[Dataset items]
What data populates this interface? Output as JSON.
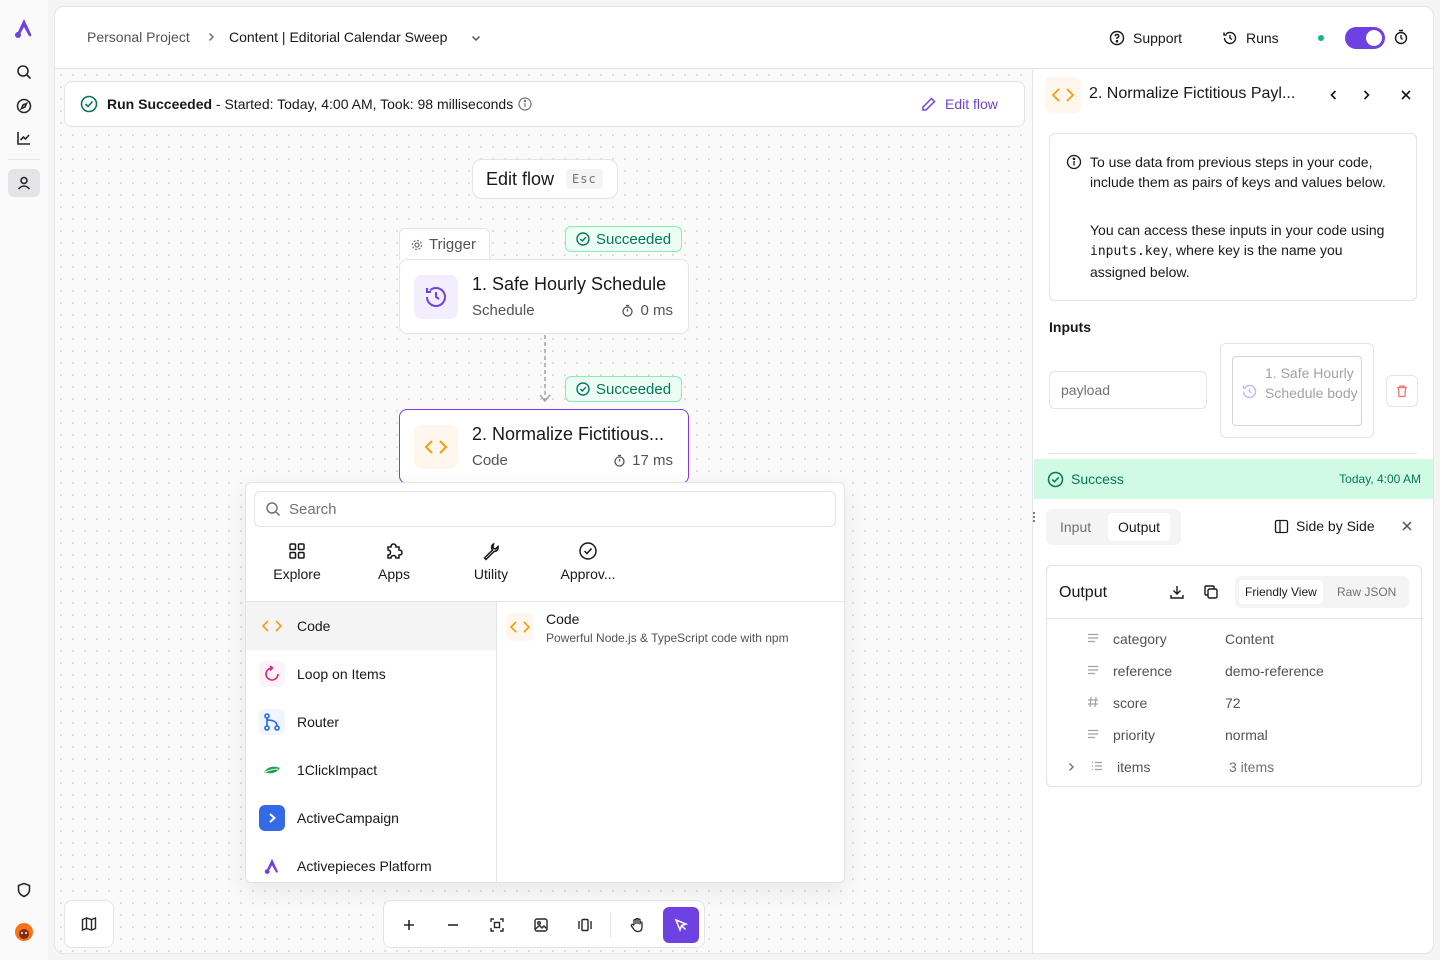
{
  "colors": {
    "brand": "#6e41e2",
    "success": "#047857",
    "success_bg": "#d1fae5",
    "border": "#e4e4e7"
  },
  "header": {
    "breadcrumb_project": "Personal Project",
    "flow_name": "Content | Editorial Calendar Sweep",
    "support_label": "Support",
    "runs_label": "Runs"
  },
  "run_banner": {
    "status": "Run Succeeded",
    "detail": " - Started: Today, 4:00 AM, Took: 98 milliseconds",
    "edit_label": "Edit flow"
  },
  "edit_flow_pill": {
    "label": "Edit flow",
    "shortcut": "Esc"
  },
  "flow": {
    "trigger_tab": "Trigger",
    "nodes": [
      {
        "status": "Succeeded",
        "title": "1. Safe Hourly Schedule",
        "subtitle": "Schedule",
        "duration": "0 ms",
        "icon": "clock-icon"
      },
      {
        "status": "Succeeded",
        "title": "2. Normalize Fictitious...",
        "subtitle": "Code",
        "duration": "17 ms",
        "icon": "code-icon"
      }
    ]
  },
  "picker": {
    "search_placeholder": "Search",
    "categories": [
      {
        "label": "Explore",
        "icon": "grid-icon"
      },
      {
        "label": "Apps",
        "icon": "puzzle-icon"
      },
      {
        "label": "Utility",
        "icon": "wrench-icon"
      },
      {
        "label": "Approv...",
        "icon": "check-circle-icon"
      }
    ],
    "items": [
      {
        "label": "Code",
        "icon": "code-icon"
      },
      {
        "label": "Loop on Items",
        "icon": "loop-icon"
      },
      {
        "label": "Router",
        "icon": "router-icon"
      },
      {
        "label": "1ClickImpact",
        "icon": "leaf-icon"
      },
      {
        "label": "ActiveCampaign",
        "icon": "chevron-right-icon"
      },
      {
        "label": "Activepieces Platform",
        "icon": "activepieces-logo-icon"
      }
    ],
    "detail": {
      "title": "Code",
      "description": "Powerful Node.js & TypeScript code with npm"
    }
  },
  "panel": {
    "step_title": "2. Normalize Fictitious Payl...",
    "info_p1": "To use data from previous steps in your code, include them as pairs of keys and values below.",
    "info_p2_a": "You can access these inputs in your code using ",
    "info_p2_code": "inputs.key",
    "info_p2_b": ", where key is the name you assigned below.",
    "inputs_label": "Inputs",
    "input_key_placeholder": "payload",
    "input_value": "1. Safe Hourly Schedule body",
    "success_label": "Success",
    "success_time": "Today, 4:00 AM",
    "tab_input": "Input",
    "tab_output": "Output",
    "side_by_side": "Side by Side",
    "output_title": "Output",
    "view_friendly": "Friendly View",
    "view_raw": "Raw JSON",
    "output_rows": [
      {
        "key": "category",
        "value": "Content",
        "type_icon": "text-icon"
      },
      {
        "key": "reference",
        "value": "demo-reference",
        "type_icon": "text-icon"
      },
      {
        "key": "score",
        "value": "72",
        "type_icon": "hash-icon"
      },
      {
        "key": "priority",
        "value": "normal",
        "type_icon": "text-icon"
      },
      {
        "key": "items",
        "value": "3 items",
        "type_icon": "list-icon"
      }
    ]
  }
}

What is needed — Where a line above contains the word "detail", copy that line.

Problem solution —
    "detail": " - Started: Today, 4:00 AM, Took: 98 milliseconds",
    "detail": {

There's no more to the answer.